>> begin
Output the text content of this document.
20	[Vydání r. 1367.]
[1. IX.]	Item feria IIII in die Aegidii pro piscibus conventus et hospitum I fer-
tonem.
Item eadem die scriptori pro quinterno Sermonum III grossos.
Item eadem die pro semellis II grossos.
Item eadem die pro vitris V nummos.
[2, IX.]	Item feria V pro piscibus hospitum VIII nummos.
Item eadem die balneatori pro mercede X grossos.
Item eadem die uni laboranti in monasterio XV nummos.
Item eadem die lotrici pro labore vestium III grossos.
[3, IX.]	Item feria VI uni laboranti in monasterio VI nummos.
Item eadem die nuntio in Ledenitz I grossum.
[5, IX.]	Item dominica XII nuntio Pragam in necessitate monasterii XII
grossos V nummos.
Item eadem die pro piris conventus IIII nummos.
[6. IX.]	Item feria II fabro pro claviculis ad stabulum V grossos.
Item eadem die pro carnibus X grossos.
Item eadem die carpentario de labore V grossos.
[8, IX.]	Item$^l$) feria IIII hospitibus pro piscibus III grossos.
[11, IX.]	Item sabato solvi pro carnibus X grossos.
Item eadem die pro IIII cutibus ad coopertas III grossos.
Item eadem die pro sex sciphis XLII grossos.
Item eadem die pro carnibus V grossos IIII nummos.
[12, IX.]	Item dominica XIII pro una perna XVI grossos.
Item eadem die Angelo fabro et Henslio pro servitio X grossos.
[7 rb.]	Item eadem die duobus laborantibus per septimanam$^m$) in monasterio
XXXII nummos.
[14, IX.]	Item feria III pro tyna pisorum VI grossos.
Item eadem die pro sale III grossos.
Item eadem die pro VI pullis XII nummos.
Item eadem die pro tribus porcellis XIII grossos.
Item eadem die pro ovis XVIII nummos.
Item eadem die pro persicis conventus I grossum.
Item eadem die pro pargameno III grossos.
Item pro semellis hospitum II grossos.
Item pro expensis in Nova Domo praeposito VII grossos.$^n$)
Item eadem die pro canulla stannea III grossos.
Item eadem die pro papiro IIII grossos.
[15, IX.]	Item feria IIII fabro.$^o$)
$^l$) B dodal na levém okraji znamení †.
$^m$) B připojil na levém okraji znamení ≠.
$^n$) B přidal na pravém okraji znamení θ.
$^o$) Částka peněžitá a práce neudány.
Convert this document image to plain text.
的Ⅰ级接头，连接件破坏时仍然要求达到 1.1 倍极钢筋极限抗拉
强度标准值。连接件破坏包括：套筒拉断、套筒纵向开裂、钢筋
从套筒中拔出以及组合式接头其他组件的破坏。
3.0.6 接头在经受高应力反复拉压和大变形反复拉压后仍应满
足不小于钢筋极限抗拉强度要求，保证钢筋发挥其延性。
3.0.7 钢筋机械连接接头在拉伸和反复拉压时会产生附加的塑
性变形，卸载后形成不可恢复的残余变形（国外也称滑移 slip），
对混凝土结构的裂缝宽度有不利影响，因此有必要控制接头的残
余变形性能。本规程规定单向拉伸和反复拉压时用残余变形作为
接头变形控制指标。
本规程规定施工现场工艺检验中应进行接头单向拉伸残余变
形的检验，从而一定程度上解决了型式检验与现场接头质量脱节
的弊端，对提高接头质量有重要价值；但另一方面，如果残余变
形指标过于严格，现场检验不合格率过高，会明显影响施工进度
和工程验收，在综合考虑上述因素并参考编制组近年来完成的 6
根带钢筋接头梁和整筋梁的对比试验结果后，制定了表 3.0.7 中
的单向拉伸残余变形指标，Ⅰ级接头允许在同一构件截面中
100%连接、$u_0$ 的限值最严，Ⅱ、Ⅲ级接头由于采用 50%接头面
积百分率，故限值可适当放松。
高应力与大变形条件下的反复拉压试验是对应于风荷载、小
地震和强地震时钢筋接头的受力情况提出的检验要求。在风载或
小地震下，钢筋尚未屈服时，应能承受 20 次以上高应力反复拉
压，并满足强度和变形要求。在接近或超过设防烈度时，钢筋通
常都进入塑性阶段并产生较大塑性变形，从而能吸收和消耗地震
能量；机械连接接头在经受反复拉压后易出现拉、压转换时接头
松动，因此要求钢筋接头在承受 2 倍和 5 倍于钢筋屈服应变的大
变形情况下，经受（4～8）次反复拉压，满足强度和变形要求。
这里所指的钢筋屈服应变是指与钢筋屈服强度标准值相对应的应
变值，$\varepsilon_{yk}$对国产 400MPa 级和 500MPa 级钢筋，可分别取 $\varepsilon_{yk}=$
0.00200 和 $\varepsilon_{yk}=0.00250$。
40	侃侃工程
>> end
### SET PROBLEM
Extract each line from the entries above that contains the string "hospitum".

### EXPECTED ANSWER
[1. IX.]	Item feria IIII in die Aegidii pro piscibus conventus et hospitum I fer-
[2, IX.]	Item feria V pro piscibus hospitum VIII nummos.
Item pro semellis hospitum II grossos.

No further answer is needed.